▸ DESCRIPTION OF THE TASK:
Print the records below word for word, but leave out the pictures.

★ ★ ★ ★ ★

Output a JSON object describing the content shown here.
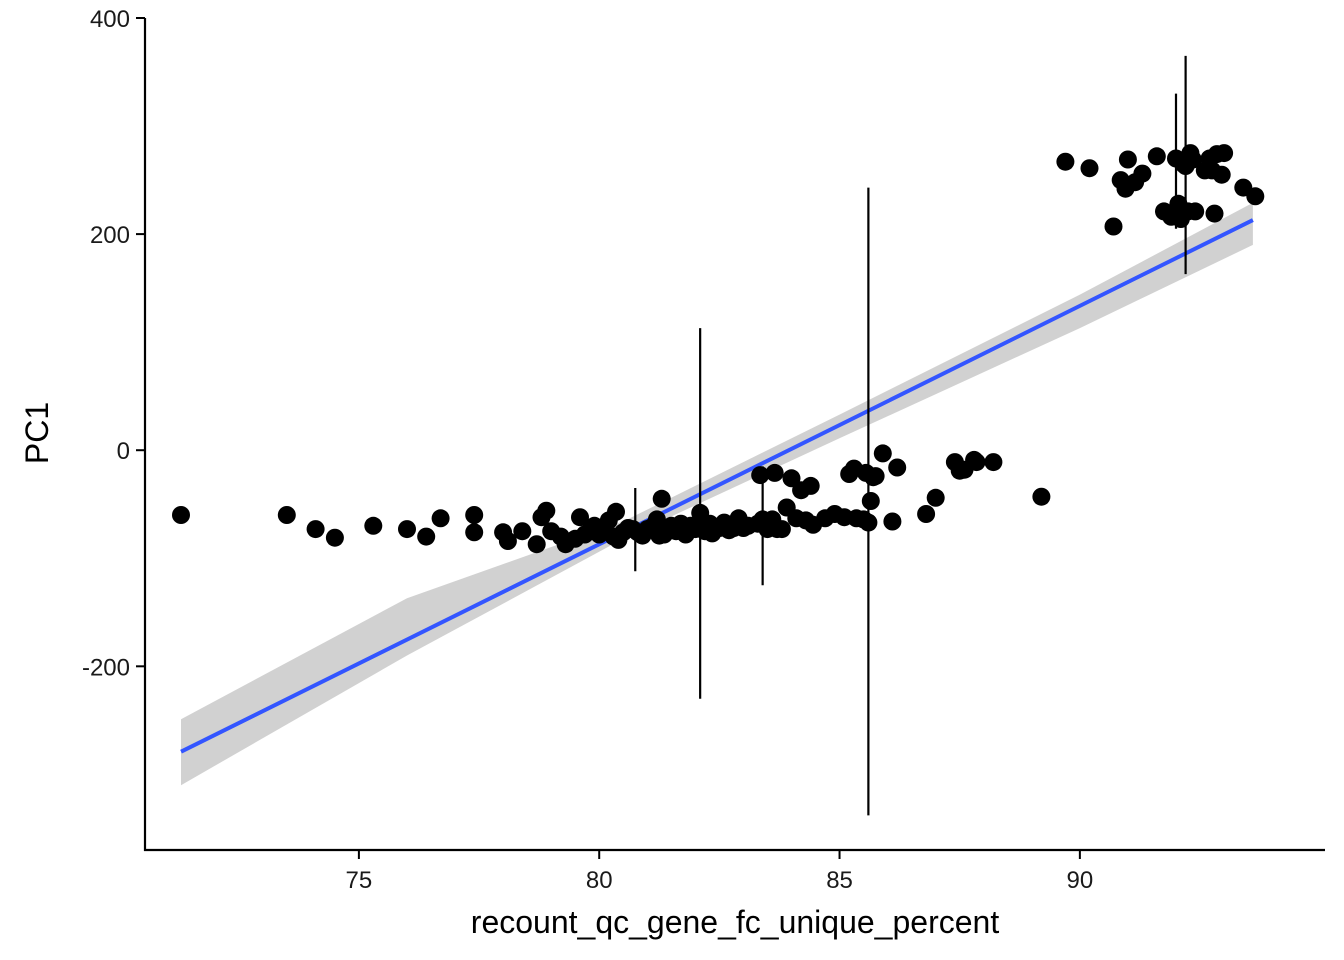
{
  "chart_data": {
    "type": "scatter",
    "xlabel": "recount_qc_gene_fc_unique_percent",
    "ylabel": "PC1",
    "xlim": [
      70.55,
      95.1
    ],
    "ylim": [
      -370,
      400
    ],
    "x_ticks": [
      75,
      80,
      85,
      90
    ],
    "y_ticks": [
      -200,
      0,
      200,
      400
    ],
    "grid": false,
    "legend": "none",
    "colors": {
      "points": "#000000",
      "fit_line": "#3355ff",
      "confidence_band": "#cccccc",
      "error_bars": "#000000"
    },
    "points": [
      [
        71.3,
        -60
      ],
      [
        73.5,
        -60
      ],
      [
        74.1,
        -73
      ],
      [
        74.5,
        -81
      ],
      [
        75.3,
        -70
      ],
      [
        76.0,
        -73
      ],
      [
        76.4,
        -80
      ],
      [
        76.7,
        -63
      ],
      [
        77.4,
        -60
      ],
      [
        77.4,
        -76
      ],
      [
        78.0,
        -76
      ],
      [
        78.1,
        -84
      ],
      [
        78.4,
        -75
      ],
      [
        78.7,
        -87
      ],
      [
        78.8,
        -62
      ],
      [
        78.9,
        -56
      ],
      [
        79.0,
        -75
      ],
      [
        79.2,
        -80
      ],
      [
        79.3,
        -87
      ],
      [
        79.5,
        -82
      ],
      [
        79.6,
        -62
      ],
      [
        79.7,
        -78
      ],
      [
        79.8,
        -75
      ],
      [
        79.9,
        -70
      ],
      [
        80.0,
        -78
      ],
      [
        80.1,
        -72
      ],
      [
        80.2,
        -65
      ],
      [
        80.3,
        -80
      ],
      [
        80.35,
        -57
      ],
      [
        80.4,
        -83
      ],
      [
        80.5,
        -76
      ],
      [
        80.6,
        -72
      ],
      [
        80.7,
        -73
      ],
      [
        80.8,
        -76
      ],
      [
        80.9,
        -79
      ],
      [
        81.0,
        -73
      ],
      [
        81.1,
        -71
      ],
      [
        81.2,
        -64
      ],
      [
        81.25,
        -79
      ],
      [
        81.3,
        -45
      ],
      [
        81.35,
        -78
      ],
      [
        81.5,
        -70
      ],
      [
        81.6,
        -75
      ],
      [
        81.7,
        -68
      ],
      [
        81.8,
        -78
      ],
      [
        81.9,
        -70
      ],
      [
        82.0,
        -73
      ],
      [
        82.1,
        -58
      ],
      [
        82.2,
        -75
      ],
      [
        82.3,
        -68
      ],
      [
        82.35,
        -77
      ],
      [
        82.5,
        -72
      ],
      [
        82.6,
        -67
      ],
      [
        82.7,
        -74
      ],
      [
        82.8,
        -72
      ],
      [
        82.9,
        -63
      ],
      [
        83.0,
        -72
      ],
      [
        83.1,
        -70
      ],
      [
        83.3,
        -68
      ],
      [
        83.35,
        -23
      ],
      [
        83.4,
        -64
      ],
      [
        83.5,
        -73
      ],
      [
        83.6,
        -64
      ],
      [
        83.65,
        -21
      ],
      [
        83.7,
        -73
      ],
      [
        83.8,
        -73
      ],
      [
        83.9,
        -53
      ],
      [
        84.0,
        -26
      ],
      [
        84.1,
        -63
      ],
      [
        84.2,
        -37
      ],
      [
        84.3,
        -65
      ],
      [
        84.4,
        -33
      ],
      [
        84.45,
        -69
      ],
      [
        84.7,
        -63
      ],
      [
        84.9,
        -59
      ],
      [
        85.1,
        -62
      ],
      [
        85.2,
        -22
      ],
      [
        85.3,
        -17
      ],
      [
        85.35,
        -63
      ],
      [
        85.5,
        -64
      ],
      [
        85.55,
        -21
      ],
      [
        85.6,
        -67
      ],
      [
        85.65,
        -47
      ],
      [
        85.7,
        -25
      ],
      [
        85.75,
        -24
      ],
      [
        85.9,
        -3
      ],
      [
        86.1,
        -66
      ],
      [
        86.2,
        -16
      ],
      [
        86.8,
        -59
      ],
      [
        87.0,
        -44
      ],
      [
        87.4,
        -11
      ],
      [
        87.5,
        -19
      ],
      [
        87.6,
        -18
      ],
      [
        87.8,
        -9
      ],
      [
        87.85,
        -11
      ],
      [
        88.2,
        -11
      ],
      [
        89.2,
        -43
      ],
      [
        89.7,
        267
      ],
      [
        90.2,
        261
      ],
      [
        90.7,
        207
      ],
      [
        90.85,
        250
      ],
      [
        90.95,
        242
      ],
      [
        91.0,
        269
      ],
      [
        91.15,
        248
      ],
      [
        91.3,
        256
      ],
      [
        91.6,
        272
      ],
      [
        91.75,
        221
      ],
      [
        91.9,
        216
      ],
      [
        92.0,
        270
      ],
      [
        92.05,
        228
      ],
      [
        92.1,
        214
      ],
      [
        92.15,
        265
      ],
      [
        92.2,
        263
      ],
      [
        92.25,
        221
      ],
      [
        92.3,
        275
      ],
      [
        92.35,
        269
      ],
      [
        92.4,
        221
      ],
      [
        92.6,
        259
      ],
      [
        92.7,
        270
      ],
      [
        92.75,
        259
      ],
      [
        92.8,
        219
      ],
      [
        92.85,
        274
      ],
      [
        92.95,
        255
      ],
      [
        93.0,
        275
      ],
      [
        93.4,
        243
      ],
      [
        93.65,
        235
      ]
    ],
    "error_bars": [
      [
        80.75,
        -112,
        -35
      ],
      [
        82.1,
        -230,
        113
      ],
      [
        83.4,
        -125,
        -15
      ],
      [
        85.6,
        -338,
        243
      ],
      [
        92.0,
        205,
        330
      ],
      [
        92.2,
        163,
        365
      ]
    ],
    "fit_line": {
      "x": [
        71.3,
        93.6
      ],
      "y": [
        -279,
        213
      ]
    },
    "confidence_band": [
      [
        71.3,
        -249,
        -310
      ],
      [
        76.0,
        -137,
        -190
      ],
      [
        80.5,
        -66,
        -82
      ],
      [
        85.0,
        33,
        11
      ],
      [
        90.0,
        144,
        113
      ],
      [
        93.6,
        229,
        190
      ]
    ]
  }
}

★ ★ ★ ★ ★

▸ RESPONSE TO THIS EXERCISE:
Output a JSON object describing the content shown here.
{
  "chart_data": {
    "type": "scatter",
    "xlabel": "recount_qc_gene_fc_unique_percent",
    "ylabel": "PC1",
    "xlim": [
      70.55,
      95.1
    ],
    "ylim": [
      -370,
      400
    ],
    "x_ticks": [
      75,
      80,
      85,
      90
    ],
    "y_ticks": [
      -200,
      0,
      200,
      400
    ],
    "grid": false,
    "legend": "none",
    "colors": {
      "points": "#000000",
      "fit_line": "#3355ff",
      "confidence_band": "#cccccc",
      "error_bars": "#000000"
    },
    "points": [
      [
        71.3,
        -60
      ],
      [
        73.5,
        -60
      ],
      [
        74.1,
        -73
      ],
      [
        74.5,
        -81
      ],
      [
        75.3,
        -70
      ],
      [
        76.0,
        -73
      ],
      [
        76.4,
        -80
      ],
      [
        76.7,
        -63
      ],
      [
        77.4,
        -60
      ],
      [
        77.4,
        -76
      ],
      [
        78.0,
        -76
      ],
      [
        78.1,
        -84
      ],
      [
        78.4,
        -75
      ],
      [
        78.7,
        -87
      ],
      [
        78.8,
        -62
      ],
      [
        78.9,
        -56
      ],
      [
        79.0,
        -75
      ],
      [
        79.2,
        -80
      ],
      [
        79.3,
        -87
      ],
      [
        79.5,
        -82
      ],
      [
        79.6,
        -62
      ],
      [
        79.7,
        -78
      ],
      [
        79.8,
        -75
      ],
      [
        79.9,
        -70
      ],
      [
        80.0,
        -78
      ],
      [
        80.1,
        -72
      ],
      [
        80.2,
        -65
      ],
      [
        80.3,
        -80
      ],
      [
        80.35,
        -57
      ],
      [
        80.4,
        -83
      ],
      [
        80.5,
        -76
      ],
      [
        80.6,
        -72
      ],
      [
        80.7,
        -73
      ],
      [
        80.8,
        -76
      ],
      [
        80.9,
        -79
      ],
      [
        81.0,
        -73
      ],
      [
        81.1,
        -71
      ],
      [
        81.2,
        -64
      ],
      [
        81.25,
        -79
      ],
      [
        81.3,
        -45
      ],
      [
        81.35,
        -78
      ],
      [
        81.5,
        -70
      ],
      [
        81.6,
        -75
      ],
      [
        81.7,
        -68
      ],
      [
        81.8,
        -78
      ],
      [
        81.9,
        -70
      ],
      [
        82.0,
        -73
      ],
      [
        82.1,
        -58
      ],
      [
        82.2,
        -75
      ],
      [
        82.3,
        -68
      ],
      [
        82.35,
        -77
      ],
      [
        82.5,
        -72
      ],
      [
        82.6,
        -67
      ],
      [
        82.7,
        -74
      ],
      [
        82.8,
        -72
      ],
      [
        82.9,
        -63
      ],
      [
        83.0,
        -72
      ],
      [
        83.1,
        -70
      ],
      [
        83.3,
        -68
      ],
      [
        83.35,
        -23
      ],
      [
        83.4,
        -64
      ],
      [
        83.5,
        -73
      ],
      [
        83.6,
        -64
      ],
      [
        83.65,
        -21
      ],
      [
        83.7,
        -73
      ],
      [
        83.8,
        -73
      ],
      [
        83.9,
        -53
      ],
      [
        84.0,
        -26
      ],
      [
        84.1,
        -63
      ],
      [
        84.2,
        -37
      ],
      [
        84.3,
        -65
      ],
      [
        84.4,
        -33
      ],
      [
        84.45,
        -69
      ],
      [
        84.7,
        -63
      ],
      [
        84.9,
        -59
      ],
      [
        85.1,
        -62
      ],
      [
        85.2,
        -22
      ],
      [
        85.3,
        -17
      ],
      [
        85.35,
        -63
      ],
      [
        85.5,
        -64
      ],
      [
        85.55,
        -21
      ],
      [
        85.6,
        -67
      ],
      [
        85.65,
        -47
      ],
      [
        85.7,
        -25
      ],
      [
        85.75,
        -24
      ],
      [
        85.9,
        -3
      ],
      [
        86.1,
        -66
      ],
      [
        86.2,
        -16
      ],
      [
        86.8,
        -59
      ],
      [
        87.0,
        -44
      ],
      [
        87.4,
        -11
      ],
      [
        87.5,
        -19
      ],
      [
        87.6,
        -18
      ],
      [
        87.8,
        -9
      ],
      [
        87.85,
        -11
      ],
      [
        88.2,
        -11
      ],
      [
        89.2,
        -43
      ],
      [
        89.7,
        267
      ],
      [
        90.2,
        261
      ],
      [
        90.7,
        207
      ],
      [
        90.85,
        250
      ],
      [
        90.95,
        242
      ],
      [
        91.0,
        269
      ],
      [
        91.15,
        248
      ],
      [
        91.3,
        256
      ],
      [
        91.6,
        272
      ],
      [
        91.75,
        221
      ],
      [
        91.9,
        216
      ],
      [
        92.0,
        270
      ],
      [
        92.05,
        228
      ],
      [
        92.1,
        214
      ],
      [
        92.15,
        265
      ],
      [
        92.2,
        263
      ],
      [
        92.25,
        221
      ],
      [
        92.3,
        275
      ],
      [
        92.35,
        269
      ],
      [
        92.4,
        221
      ],
      [
        92.6,
        259
      ],
      [
        92.7,
        270
      ],
      [
        92.75,
        259
      ],
      [
        92.8,
        219
      ],
      [
        92.85,
        274
      ],
      [
        92.95,
        255
      ],
      [
        93.0,
        275
      ],
      [
        93.4,
        243
      ],
      [
        93.65,
        235
      ]
    ],
    "error_bars": [
      [
        80.75,
        -112,
        -35
      ],
      [
        82.1,
        -230,
        113
      ],
      [
        83.4,
        -125,
        -15
      ],
      [
        85.6,
        -338,
        243
      ],
      [
        92.0,
        205,
        330
      ],
      [
        92.2,
        163,
        365
      ]
    ],
    "fit_line": {
      "x": [
        71.3,
        93.6
      ],
      "y": [
        -279,
        213
      ]
    },
    "confidence_band": [
      [
        71.3,
        -249,
        -310
      ],
      [
        76.0,
        -137,
        -190
      ],
      [
        80.5,
        -66,
        -82
      ],
      [
        85.0,
        33,
        11
      ],
      [
        90.0,
        144,
        113
      ],
      [
        93.6,
        229,
        190
      ]
    ]
  }
}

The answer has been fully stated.